**TO BE DONE**
Take the material below and write it all out again exactly.
### AVAILABLE DATA ###
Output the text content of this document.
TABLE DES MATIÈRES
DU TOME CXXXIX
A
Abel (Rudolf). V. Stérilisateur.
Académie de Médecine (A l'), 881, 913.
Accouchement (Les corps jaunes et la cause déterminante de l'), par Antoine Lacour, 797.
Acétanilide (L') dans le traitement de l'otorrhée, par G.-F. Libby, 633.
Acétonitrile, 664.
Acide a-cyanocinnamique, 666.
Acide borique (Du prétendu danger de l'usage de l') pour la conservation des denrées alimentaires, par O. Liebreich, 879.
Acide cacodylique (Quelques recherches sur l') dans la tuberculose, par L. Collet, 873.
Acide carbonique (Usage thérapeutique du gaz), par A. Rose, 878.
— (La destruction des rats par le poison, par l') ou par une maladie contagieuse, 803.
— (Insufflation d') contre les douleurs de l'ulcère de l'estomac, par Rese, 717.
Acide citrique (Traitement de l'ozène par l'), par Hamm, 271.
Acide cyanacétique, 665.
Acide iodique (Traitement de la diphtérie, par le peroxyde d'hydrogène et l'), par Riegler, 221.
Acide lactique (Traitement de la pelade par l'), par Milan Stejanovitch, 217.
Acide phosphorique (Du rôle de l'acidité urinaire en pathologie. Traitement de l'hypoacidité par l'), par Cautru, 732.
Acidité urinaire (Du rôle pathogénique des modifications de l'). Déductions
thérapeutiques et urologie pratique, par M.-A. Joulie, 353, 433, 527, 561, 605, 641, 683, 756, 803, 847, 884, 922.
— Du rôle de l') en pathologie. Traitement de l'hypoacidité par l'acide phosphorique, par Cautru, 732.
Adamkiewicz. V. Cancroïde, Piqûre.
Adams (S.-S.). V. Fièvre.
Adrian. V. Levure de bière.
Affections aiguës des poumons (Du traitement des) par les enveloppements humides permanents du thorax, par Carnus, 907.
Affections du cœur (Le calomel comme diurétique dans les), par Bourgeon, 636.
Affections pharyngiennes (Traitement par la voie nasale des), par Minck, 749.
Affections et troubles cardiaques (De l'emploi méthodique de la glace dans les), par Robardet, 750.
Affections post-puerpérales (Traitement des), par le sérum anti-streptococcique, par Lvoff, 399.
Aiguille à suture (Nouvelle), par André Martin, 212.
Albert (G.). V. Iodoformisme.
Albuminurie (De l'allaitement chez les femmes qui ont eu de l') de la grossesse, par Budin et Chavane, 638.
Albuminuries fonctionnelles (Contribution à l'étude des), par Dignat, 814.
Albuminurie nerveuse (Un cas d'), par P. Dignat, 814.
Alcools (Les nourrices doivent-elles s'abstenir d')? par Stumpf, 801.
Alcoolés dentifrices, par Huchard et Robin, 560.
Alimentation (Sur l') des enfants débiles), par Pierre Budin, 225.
###
**FULL SOLUTION**
Output the text content of this document.
TABLE DES MATIÈRES
DU TOME CXXXIX
A
Abel (Rudolf). V. Stérilisateur.
Académie de Médecine (A l'), 881, 913.
Accouchement (Les corps jaunes et la cause déterminante de l'), par Antoine Lacour, 797.
Acétanilide (L') dans le traitement de l'otorrhée, par G.-F. Libby, 633.
Acétonitrile, 664.
Acide a-cyanocinnamique, 666.
Acide borique (Du prétendu danger de l'usage de l') pour la conservation des denrées alimentaires, par O. Liebreich, 879.
Acide cacodylique (Quelques recherches sur l') dans la tuberculose, par L. Collet, 873.
Acide carbonique (Usage thérapeutique du gaz), par A. Rose, 878.
— (La destruction des rats par le poison, par l') ou par une maladie contagieuse, 803.
— (Insufflation d') contre les douleurs de l'ulcère de l'estomac, par Rese, 717.
Acide citrique (Traitement de l'ozène par l'), par Hamm, 271.
Acide cyanacétique, 665.
Acide iodique (Traitement de la diphtérie, par le peroxyde d'hydrogène et l'), par Riegler, 221.
Acide lactique (Traitement de la pelade par l'), par Milan Stejanovitch, 217.
Acide phosphorique (Du rôle de l'acidité urinaire en pathologie. Traitement de l'hypoacidité par l'), par Cautru, 732.
Acidité urinaire (Du rôle pathogénique des modifications de l'). Déductions
thérapeutiques et urologie pratique, par M.-A. Joulie, 353, 433, 527, 561, 605, 641, 683, 756, 803, 847, 884, 922.
— Du rôle de l') en pathologie. Traitement de l'hypoacidité par l'acide phosphorique, par Cautru, 732.
Adamkiewicz. V. Cancroïde, Piqûre.
Adams (S.-S.). V. Fièvre.
Adrian. V. Levure de bière.
Affections aiguës des poumons (Du traitement des) par les enveloppements humides permanents du thorax, par Carnus, 907.
Affections du cœur (Le calomel comme diurétique dans les), par Bourgeon, 636.
Affections pharyngiennes (Traitement par la voie nasale des), par Minck, 749.
Affections et troubles cardiaques (De l'emploi méthodique de la glace dans les), par Robardet, 750.
Affections post-puerpérales (Traitement des), par le sérum anti-streptococcique, par Lvoff, 399.
Aiguille à suture (Nouvelle), par André Martin, 212.
Albert (G.). V. Iodoformisme.
Albuminurie (De l'allaitement chez les femmes qui ont eu de l') de la grossesse, par Budin et Chavane, 638.
Albuminuries fonctionnelles (Contribution à l'étude des), par Dignat, 814.
Albuminurie nerveuse (Un cas d'), par P. Dignat, 814.
Alcools (Les nourrices doivent-elles s'abstenir d')? par Stumpf, 801.
Alcoolés dentifrices, par Huchard et Robin, 560.
Alimentation (Sur l') des enfants débiles), par Pierre Budin, 225.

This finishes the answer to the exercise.